> _Goal_
Below are the records; collect from them each line containing the string "地球上有适合生物呼吸的大气".

(Dataset items)
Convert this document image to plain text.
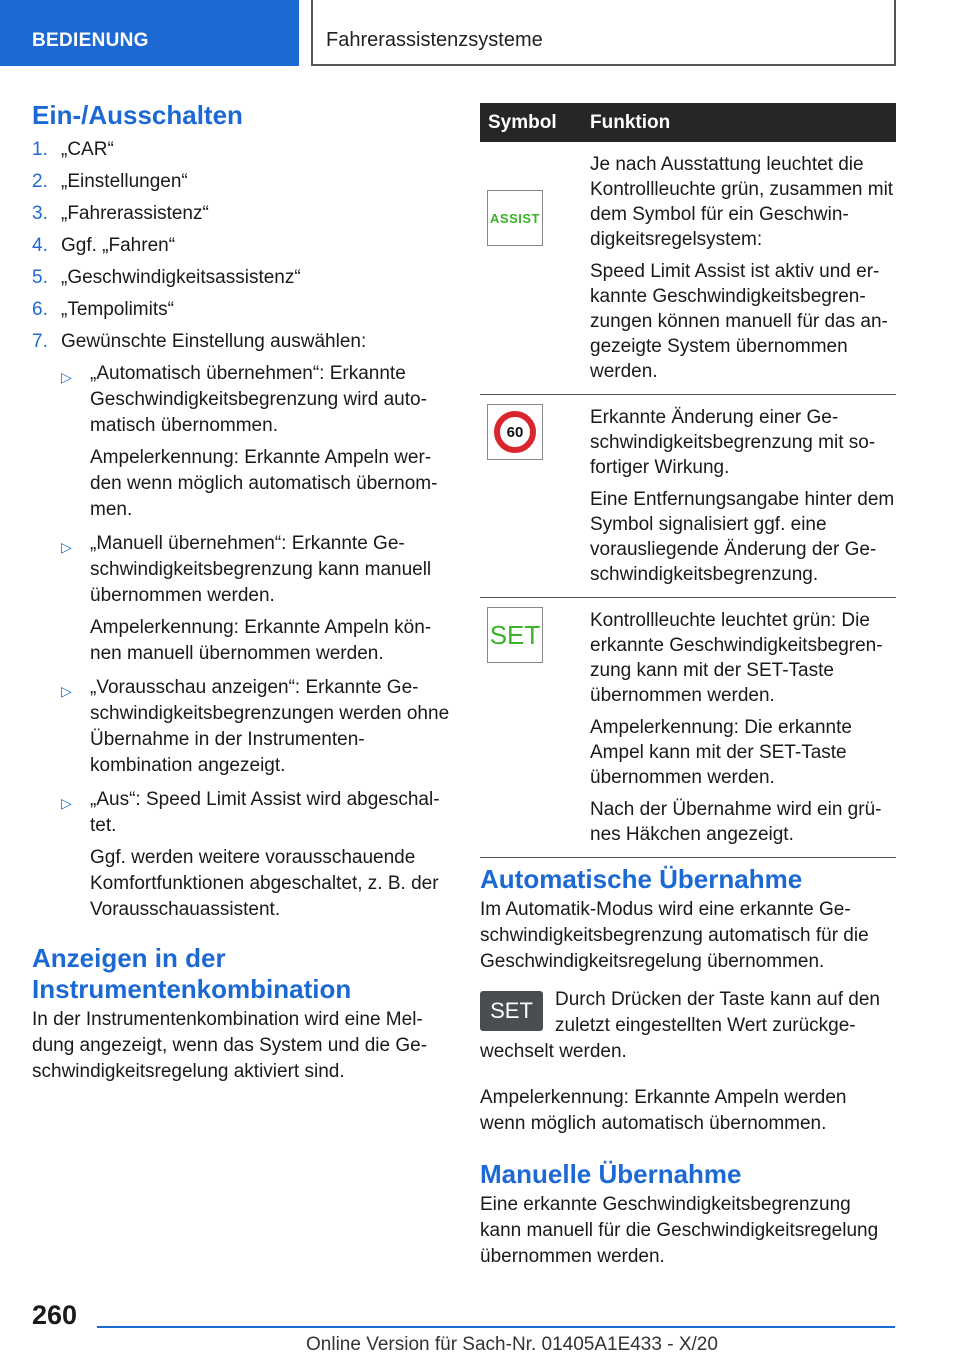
BEDIENUNG	Fahrerassistenzsysteme
Ein-/Ausschalten
1. „CAR“
2. „Einstellungen“
3. „Fahrerassistenz“
4. Ggf. „Fahren“
5. „Geschwindigkeitsassistenz“
6. „Tempolimits“
7. Gewünschte Einstellung auswählen:
▷ „Automatisch übernehmen“: Erkannte Geschwindigkeitsbegrenzung wird automatisch übernommen.
Ampelerkennung: Erkannte Ampeln werden wenn möglich automatisch übernommen.
▷ „Manuell übernehmen“: Erkannte Geschwindigkeitsbegrenzung kann manuell übernommen werden.
Ampelerkennung: Erkannte Ampeln können manuell übernommen werden.
▷ „Vorausschau anzeigen“: Erkannte Geschwindigkeitsbegrenzungen werden ohne Übernahme in der Instrumentenkombination angezeigt.
▷ „Aus“: Speed Limit Assist wird abgeschaltet.
Ggf. werden weitere vorausschauende Komfortfunktionen abgeschaltet, z. B. der Vorausschauassistent.
Anzeigen in der
Instrumentenkombination

In der Instrumentenkombination wird eine Meldung angezeigt, wenn das System und die Geschwindigkeitsregelung aktiviert sind.

Symbol	Funktion

ASSIST	Je nach Ausstattung leuchtet die Kontrollleuchte grün, zusammen mit dem Symbol für ein Geschwindigkeitsregelsystem:

Speed Limit Assist ist aktiv und erkannte Geschwindigkeitsbegrenzungen können manuell für das angezeigte System übernommen werden.

60	Erkannte Änderung einer Geschwindigkeitsbegrenzung mit sofortiger Wirkung.

Eine Entfernungsangabe hinter dem Symbol signalisiert ggf. eine vorausliegende Änderung der Geschwindigkeitsbegrenzung.

SET	Kontrollleuchte leuchtet grün: Die erkannte Geschwindigkeitsbegrenzung kann mit der SET-Taste übernommen werden.

Ampelerkennung: Die erkannte Ampel kann mit der SET-Taste übernommen werden.

Nach der Übernahme wird ein grünes Häkchen angezeigt.

Automatische Übernahme

Im Automatik-Modus wird eine erkannte Geschwindigkeitsbegrenzung automatisch für die Geschwindigkeitsregelung übernommen.

SET	Durch Drücken der Taste kann auf den zuletzt eingestellten Wert zurückgewechselt werden.

Ampelerkennung: Erkannte Ampeln werden wenn möglich automatisch übernommen.

Manuelle Übernahme

Eine erkannte Geschwindigkeitsbegrenzung kann manuell für die Geschwindigkeitsregelung übernommen werden.

260
Online Version für Sach-Nr. 01405A1E433 - X/20
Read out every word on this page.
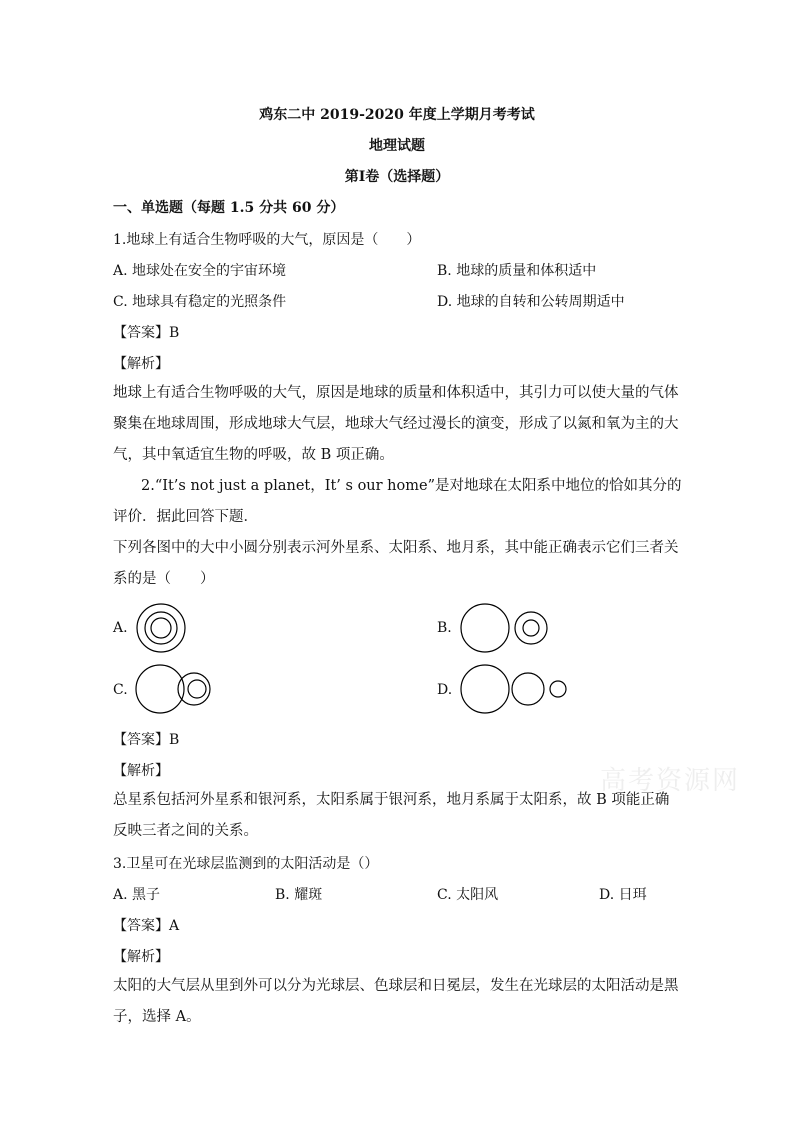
鸡东二中 2019-2020 年度上学期月考考试
地理试题
第Ⅰ卷（选择题）
一、单选题（每题 1.5 分共 60 分）
1.地球上有适合生物呼吸的大气，原因是（　　）
A. 地球处在安全的宇宙环境	B. 地球的质量和体积适中
C. 地球具有稳定的光照条件	D. 地球的自转和公转周期适中
【答案】B
【解析】
地球上有适合生物呼吸的大气，原因是地球的质量和体积适中，其引力可以使大量的气体聚集在地球周围，形成地球大气层，地球大气经过漫长的演变，形成了以氮和氧为主的大气，其中氧适宜生物的呼吸，故 B 项正确。
2.“It’s not just a planet，It’ s our home”是对地球在太阳系中地位的恰如其分的评价．据此回答下题．
下列各图中的大中小圆分别表示河外星系、太阳系、地月系，其中能正确表示它们三者关系的是（　　）
A.	B.
C.	D.
【答案】B
【解析】
总星系包括河外星系和银河系，太阳系属于银河系，地月系属于太阳系，故 B 项能正确反映三者之间的关系。
3.卫星可在光球层监测到的太阳活动是（）
A. 黑子	B. 耀斑	C. 太阳风	D. 日珥
【答案】A
【解析】
太阳的大气层从里到外可以分为光球层、色球层和日冕层，发生在光球层的太阳活动是黑子，选择 A。
高考资源网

> _Completed exercise_
1.地球上有适合生物呼吸的大气，原因是（　　）
地球上有适合生物呼吸的大气，原因是地球的质量和体积适中，其引力可以使大量的气体聚集在地球周围，形成地球大气层，地球大气经过漫长的演变，形成了以氮和氧为主的大气，其中氧适宜生物的呼吸，故 B 项正确。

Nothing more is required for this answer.